Exercise prompt: All of the data needs to be repeated exactly.

Record set:
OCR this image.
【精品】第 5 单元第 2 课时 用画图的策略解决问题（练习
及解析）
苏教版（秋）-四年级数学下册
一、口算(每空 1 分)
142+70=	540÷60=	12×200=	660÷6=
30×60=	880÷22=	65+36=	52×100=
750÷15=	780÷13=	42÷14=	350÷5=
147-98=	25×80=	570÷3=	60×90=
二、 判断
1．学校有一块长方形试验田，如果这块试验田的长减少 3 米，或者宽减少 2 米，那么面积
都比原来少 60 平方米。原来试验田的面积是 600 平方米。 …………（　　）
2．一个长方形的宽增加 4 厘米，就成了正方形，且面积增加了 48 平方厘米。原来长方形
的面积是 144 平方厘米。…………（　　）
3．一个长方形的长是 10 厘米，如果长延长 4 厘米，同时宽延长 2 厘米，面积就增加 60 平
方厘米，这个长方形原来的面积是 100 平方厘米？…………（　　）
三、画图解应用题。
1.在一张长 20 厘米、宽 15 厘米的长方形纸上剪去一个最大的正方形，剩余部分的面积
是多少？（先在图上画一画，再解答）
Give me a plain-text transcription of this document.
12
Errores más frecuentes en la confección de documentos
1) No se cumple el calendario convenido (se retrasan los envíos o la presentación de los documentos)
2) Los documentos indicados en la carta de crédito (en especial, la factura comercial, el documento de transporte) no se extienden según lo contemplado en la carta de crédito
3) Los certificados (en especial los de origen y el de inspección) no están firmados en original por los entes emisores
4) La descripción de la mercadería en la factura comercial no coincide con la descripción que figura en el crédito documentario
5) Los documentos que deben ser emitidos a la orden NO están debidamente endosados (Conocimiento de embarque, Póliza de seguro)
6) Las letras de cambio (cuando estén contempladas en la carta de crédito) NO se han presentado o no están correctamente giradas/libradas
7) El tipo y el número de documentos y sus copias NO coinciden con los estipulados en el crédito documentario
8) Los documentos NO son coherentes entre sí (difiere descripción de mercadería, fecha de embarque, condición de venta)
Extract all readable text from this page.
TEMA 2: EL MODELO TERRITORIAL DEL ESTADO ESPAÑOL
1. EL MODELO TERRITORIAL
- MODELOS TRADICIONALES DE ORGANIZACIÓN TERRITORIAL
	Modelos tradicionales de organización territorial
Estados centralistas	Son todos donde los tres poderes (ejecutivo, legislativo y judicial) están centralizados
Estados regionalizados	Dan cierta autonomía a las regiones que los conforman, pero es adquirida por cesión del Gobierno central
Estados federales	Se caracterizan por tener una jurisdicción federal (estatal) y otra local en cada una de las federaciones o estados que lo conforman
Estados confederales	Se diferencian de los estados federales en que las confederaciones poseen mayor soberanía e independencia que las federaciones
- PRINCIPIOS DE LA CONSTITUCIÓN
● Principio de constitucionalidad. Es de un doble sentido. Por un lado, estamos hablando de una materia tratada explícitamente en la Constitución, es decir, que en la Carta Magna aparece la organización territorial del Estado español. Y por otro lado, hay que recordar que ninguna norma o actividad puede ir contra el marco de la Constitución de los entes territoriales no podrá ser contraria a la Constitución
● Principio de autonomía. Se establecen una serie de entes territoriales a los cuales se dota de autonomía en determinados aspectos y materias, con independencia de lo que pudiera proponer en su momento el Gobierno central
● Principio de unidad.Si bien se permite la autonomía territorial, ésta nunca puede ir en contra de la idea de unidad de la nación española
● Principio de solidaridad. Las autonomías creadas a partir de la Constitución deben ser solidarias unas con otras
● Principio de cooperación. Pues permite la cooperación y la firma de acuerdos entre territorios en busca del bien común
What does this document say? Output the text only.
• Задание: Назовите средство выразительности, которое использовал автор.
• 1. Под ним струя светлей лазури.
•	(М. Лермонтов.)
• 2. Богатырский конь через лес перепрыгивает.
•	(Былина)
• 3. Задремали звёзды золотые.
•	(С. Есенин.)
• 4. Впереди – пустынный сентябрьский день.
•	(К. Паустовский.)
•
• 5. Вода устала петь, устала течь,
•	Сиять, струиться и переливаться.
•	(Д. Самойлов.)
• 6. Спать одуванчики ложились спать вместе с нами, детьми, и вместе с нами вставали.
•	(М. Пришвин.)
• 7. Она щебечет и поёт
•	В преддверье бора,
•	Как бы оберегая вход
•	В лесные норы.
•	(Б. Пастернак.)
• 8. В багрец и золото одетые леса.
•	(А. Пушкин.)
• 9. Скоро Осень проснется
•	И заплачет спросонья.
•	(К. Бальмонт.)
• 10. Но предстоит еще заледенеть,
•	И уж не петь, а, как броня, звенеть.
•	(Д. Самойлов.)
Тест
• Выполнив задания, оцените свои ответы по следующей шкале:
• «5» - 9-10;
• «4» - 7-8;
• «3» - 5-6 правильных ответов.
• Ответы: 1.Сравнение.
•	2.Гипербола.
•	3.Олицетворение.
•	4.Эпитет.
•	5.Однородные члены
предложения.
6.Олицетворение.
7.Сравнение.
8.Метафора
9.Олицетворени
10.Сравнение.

Finished exercise:
OCR this image.
【精品】第 5 单元第 2 课时 用画图的策略解决问题（练习
及解析）
苏教版（秋）-四年级数学下册
一、口算(每空 1 分)
142+70=	540÷60=	12×200=	660÷6=
30×60=	880÷22=	65+36=	52×100=
750÷15=	780÷13=	42÷14=	350÷5=
147-98=	25×80=	570÷3=	60×90=
二、 判断
1．学校有一块长方形试验田，如果这块试验田的长减少 3 米，或者宽减少 2 米，那么面积
都比原来少 60 平方米。原来试验田的面积是 600 平方米。 …………（　　）
2．一个长方形的宽增加 4 厘米，就成了正方形，且面积增加了 48 平方厘米。原来长方形
的面积是 144 平方厘米。…………（　　）
3．一个长方形的长是 10 厘米，如果长延长 4 厘米，同时宽延长 2 厘米，面积就增加 60 平
方厘米，这个长方形原来的面积是 100 平方厘米？…………（　　）
三、画图解应用题。
1.在一张长 20 厘米、宽 15 厘米的长方形纸上剪去一个最大的正方形，剩余部分的面积
是多少？（先在图上画一画，再解答）
Give me a plain-text transcription of this document.
12
Errores más frecuentes en la confección de documentos
1) No se cumple el calendario convenido (se retrasan los envíos o la presentación de los documentos)
2) Los documentos indicados en la carta de crédito (en especial, la factura comercial, el documento de transporte) no se extienden según lo contemplado en la carta de crédito
3) Los certificados (en especial los de origen y el de inspección) no están firmados en original por los entes emisores
4) La descripción de la mercadería en la factura comercial no coincide con la descripción que figura en el crédito documentario
5) Los documentos que deben ser emitidos a la orden NO están debidamente endosados (Conocimiento de embarque, Póliza de seguro)
6) Las letras de cambio (cuando estén contempladas en la carta de crédito) NO se han presentado o no están correctamente giradas/libradas
7) El tipo y el número de documentos y sus copias NO coinciden con los estipulados en el crédito documentario
8) Los documentos NO son coherentes entre sí (difiere descripción de mercadería, fecha de embarque, condición de venta)
Extract all readable text from this page.
TEMA 2: EL MODELO TERRITORIAL DEL ESTADO ESPAÑOL
1. EL MODELO TERRITORIAL
- MODELOS TRADICIONALES DE ORGANIZACIÓN TERRITORIAL
	Modelos tradicionales de organización territorial
Estados centralistas	Son todos donde los tres poderes (ejecutivo, legislativo y judicial) están centralizados
Estados regionalizados	Dan cierta autonomía a las regiones que los conforman, pero es adquirida por cesión del Gobierno central
Estados federales	Se caracterizan por tener una jurisdicción federal (estatal) y otra local en cada una de las federaciones o estados que lo conforman
Estados confederales	Se diferencian de los estados federales en que las confederaciones poseen mayor soberanía e independencia que las federaciones
- PRINCIPIOS DE LA CONSTITUCIÓN
● Principio de constitucionalidad. Es de un doble sentido. Por un lado, estamos hablando de una materia tratada explícitamente en la Constitución, es decir, que en la Carta Magna aparece la organización territorial del Estado español. Y por otro lado, hay que recordar que ninguna norma o actividad puede ir contra el marco de la Constitución de los entes territoriales no podrá ser contraria a la Constitución
● Principio de autonomía. Se establecen una serie de entes territoriales a los cuales se dota de autonomía en determinados aspectos y materias, con independencia de lo que pudiera proponer en su momento el Gobierno central
● Principio de unidad.Si bien se permite la autonomía territorial, ésta nunca puede ir en contra de la idea de unidad de la nación española
● Principio de solidaridad. Las autonomías creadas a partir de la Constitución deben ser solidarias unas con otras
● Principio de cooperación. Pues permite la cooperación y la firma de acuerdos entre territorios en busca del bien común
What does this document say? Output the text only.
• Задание: Назовите средство выразительности, которое использовал автор.
• 1. Под ним струя светлей лазури.
•	(М. Лермонтов.)
• 2. Богатырский конь через лес перепрыгивает.
•	(Былина)
• 3. Задремали звёзды золотые.
•	(С. Есенин.)
• 4. Впереди – пустынный сентябрьский день.
•	(К. Паустовский.)
•
• 5. Вода устала петь, устала течь,
•	Сиять, струиться и переливаться.
•	(Д. Самойлов.)
• 6. Спать одуванчики ложились спать вместе с нами, детьми, и вместе с нами вставали.
•	(М. Пришвин.)
• 7. Она щебечет и поёт
•	В преддверье бора,
•	Как бы оберегая вход
•	В лесные норы.
•	(Б. Пастернак.)
• 8. В багрец и золото одетые леса.
•	(А. Пушкин.)
• 9. Скоро Осень проснется
•	И заплачет спросонья.
•	(К. Бальмонт.)
• 10. Но предстоит еще заледенеть,
•	И уж не петь, а, как броня, звенеть.
•	(Д. Самойлов.)
Тест
• Выполнив задания, оцените свои ответы по следующей шкале:
• «5» - 9-10;
• «4» - 7-8;
• «3» - 5-6 правильных ответов.
• Ответы: 1.Сравнение.
•	2.Гипербола.
•	3.Олицетворение.
•	4.Эпитет.
•	5.Однородные члены
предложения.
6.Олицетворение.
7.Сравнение.
8.Метафора
9.Олицетворени
10.Сравнение.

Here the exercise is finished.